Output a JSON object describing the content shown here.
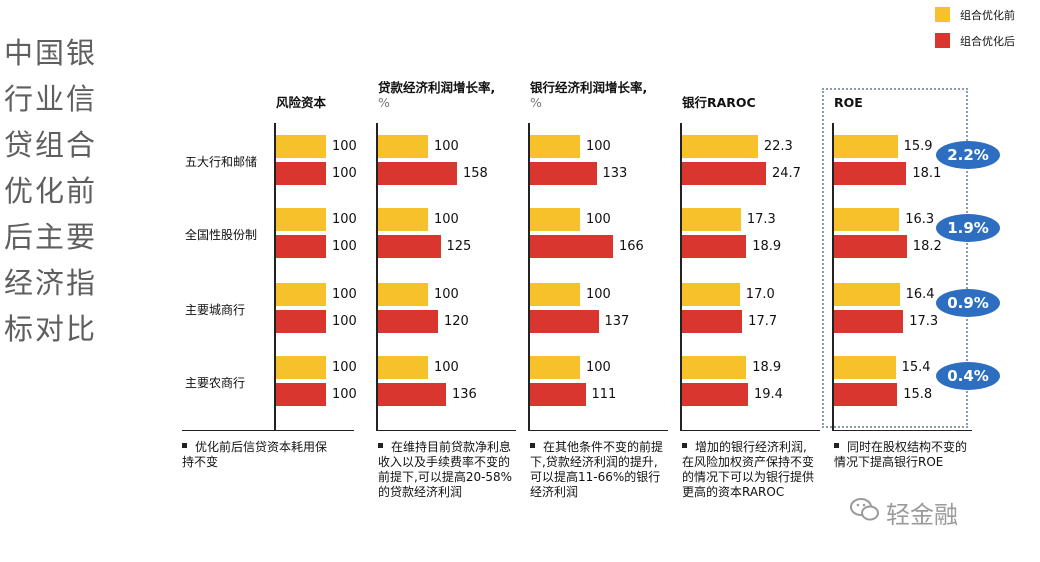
{
  "side_title": "中国银行业信贷组合优化前后主要经济指标对比",
  "legend": [
    {
      "label": "组合优化前",
      "color": "#F7C12C"
    },
    {
      "label": "组合优化后",
      "color": "#D8362F"
    }
  ],
  "chart_data": {
    "type": "bar",
    "orientation": "horizontal",
    "categories": [
      "五大行和邮储",
      "全国性股份制",
      "主要城商行",
      "主要农商行"
    ],
    "series_names": [
      "组合优化前",
      "组合优化后"
    ],
    "series_colors": [
      "#F7C12C",
      "#D8362F"
    ],
    "panels": [
      {
        "title": "风险资本",
        "unit": "",
        "before": [
          "100",
          "100",
          "100",
          "100"
        ],
        "after": [
          "100",
          "100",
          "100",
          "100"
        ],
        "note": "优化前后信贷资本耗用保持不变"
      },
      {
        "title": "贷款经济利润增长率,",
        "unit": "%",
        "before": [
          "100",
          "100",
          "100",
          "100"
        ],
        "after": [
          "158",
          "125",
          "120",
          "136"
        ],
        "note": "在维持目前贷款净利息收入以及手续费率不变的前提下,可以提高20-58%的贷款经济利润"
      },
      {
        "title": "银行经济利润增长率,",
        "unit": "%",
        "before": [
          "100",
          "100",
          "100",
          "100"
        ],
        "after": [
          "133",
          "166",
          "137",
          "111"
        ],
        "note": "在其他条件不变的前提下,贷款经济利润的提升, 可以提高11-66%的银行经济利润"
      },
      {
        "title": "银行RAROC",
        "unit": "",
        "before": [
          "22.3",
          "17.3",
          "17.0",
          "18.9"
        ],
        "after": [
          "24.7",
          "18.9",
          "17.7",
          "19.4"
        ],
        "note": "增加的银行经济利润,在风险加权资产保持不变的情况下可以为银行提供更高的资本RAROC"
      },
      {
        "title": "ROE",
        "unit": "",
        "before": [
          "15.9",
          "16.3",
          "16.4",
          "15.4"
        ],
        "after": [
          "18.1",
          "18.2",
          "17.3",
          "15.8"
        ],
        "note": "同时在股权结构不变的情况下提高银行ROE"
      }
    ],
    "roe_increase": [
      "2.2%",
      "1.9%",
      "0.9%",
      "0.4%"
    ]
  },
  "watermark": "轻金融"
}
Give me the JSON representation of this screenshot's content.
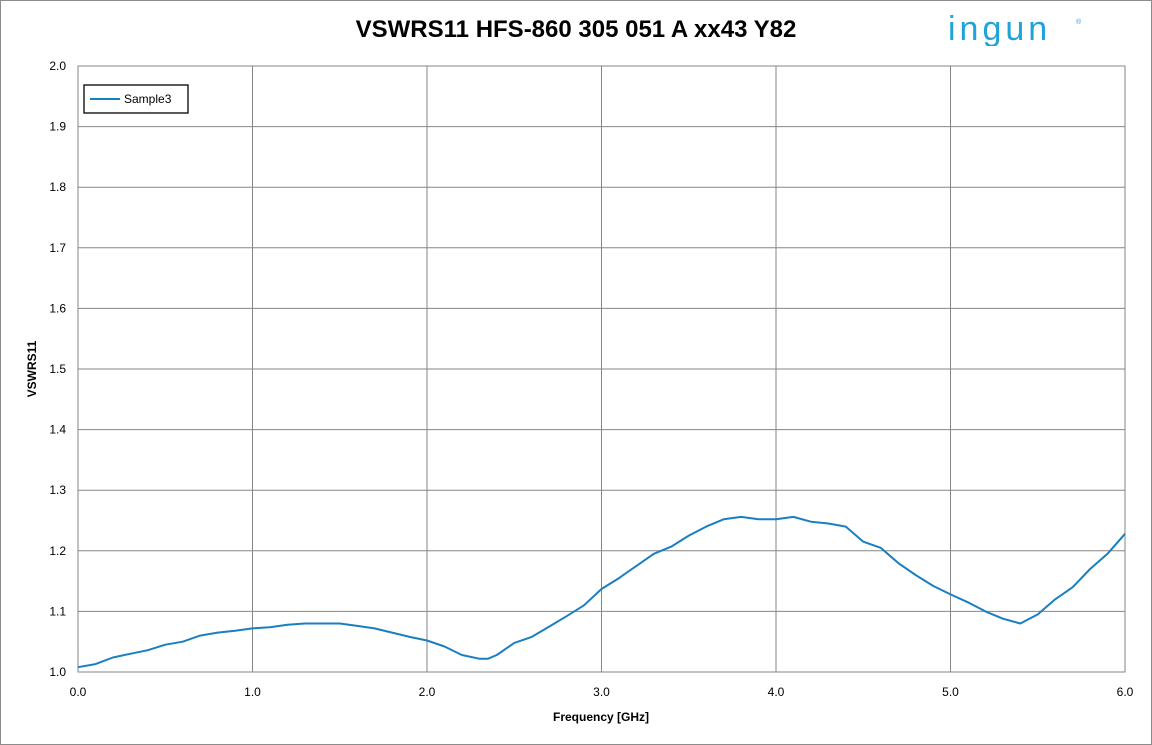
{
  "logo_text": "ingun",
  "logo_color": "#1fa3d9",
  "chart_data": {
    "type": "line",
    "title": "VSWRS11 HFS-860 305 051 A xx43 Y82",
    "xlabel": "Frequency [GHz]",
    "ylabel": "VSWRS11",
    "xlim": [
      0.0,
      6.0
    ],
    "ylim": [
      1.0,
      2.0
    ],
    "xticks": [
      "0.0",
      "1.0",
      "2.0",
      "3.0",
      "4.0",
      "5.0",
      "6.0"
    ],
    "yticks": [
      "1.0",
      "1.1",
      "1.2",
      "1.3",
      "1.4",
      "1.5",
      "1.6",
      "1.7",
      "1.8",
      "1.9",
      "2.0"
    ],
    "grid": true,
    "legend": "top-left",
    "series": [
      {
        "name": "Sample3",
        "color": "#1a7fc1",
        "x": [
          0.0,
          0.1,
          0.2,
          0.3,
          0.4,
          0.5,
          0.6,
          0.7,
          0.8,
          0.9,
          1.0,
          1.1,
          1.2,
          1.3,
          1.4,
          1.5,
          1.6,
          1.7,
          1.8,
          1.9,
          2.0,
          2.1,
          2.2,
          2.3,
          2.35,
          2.4,
          2.5,
          2.6,
          2.7,
          2.8,
          2.9,
          3.0,
          3.1,
          3.2,
          3.3,
          3.4,
          3.5,
          3.6,
          3.7,
          3.8,
          3.9,
          4.0,
          4.1,
          4.2,
          4.3,
          4.4,
          4.5,
          4.6,
          4.7,
          4.8,
          4.9,
          5.0,
          5.1,
          5.2,
          5.3,
          5.4,
          5.5,
          5.6,
          5.7,
          5.8,
          5.9,
          6.0
        ],
        "y": [
          1.008,
          1.013,
          1.024,
          1.03,
          1.036,
          1.045,
          1.05,
          1.06,
          1.065,
          1.068,
          1.072,
          1.074,
          1.078,
          1.08,
          1.08,
          1.08,
          1.076,
          1.072,
          1.065,
          1.058,
          1.052,
          1.042,
          1.028,
          1.022,
          1.022,
          1.028,
          1.048,
          1.058,
          1.075,
          1.092,
          1.11,
          1.137,
          1.155,
          1.175,
          1.195,
          1.207,
          1.225,
          1.24,
          1.252,
          1.256,
          1.252,
          1.252,
          1.256,
          1.248,
          1.245,
          1.24,
          1.215,
          1.205,
          1.18,
          1.16,
          1.142,
          1.128,
          1.115,
          1.1,
          1.088,
          1.08,
          1.095,
          1.12,
          1.14,
          1.17,
          1.195,
          1.228
        ]
      }
    ]
  }
}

◇ ◇ ◇ ◇ ◇

- [Set problem]: Answer with one number: how many lines of the entries above include the word "JSON".

- [Exercise result]: 2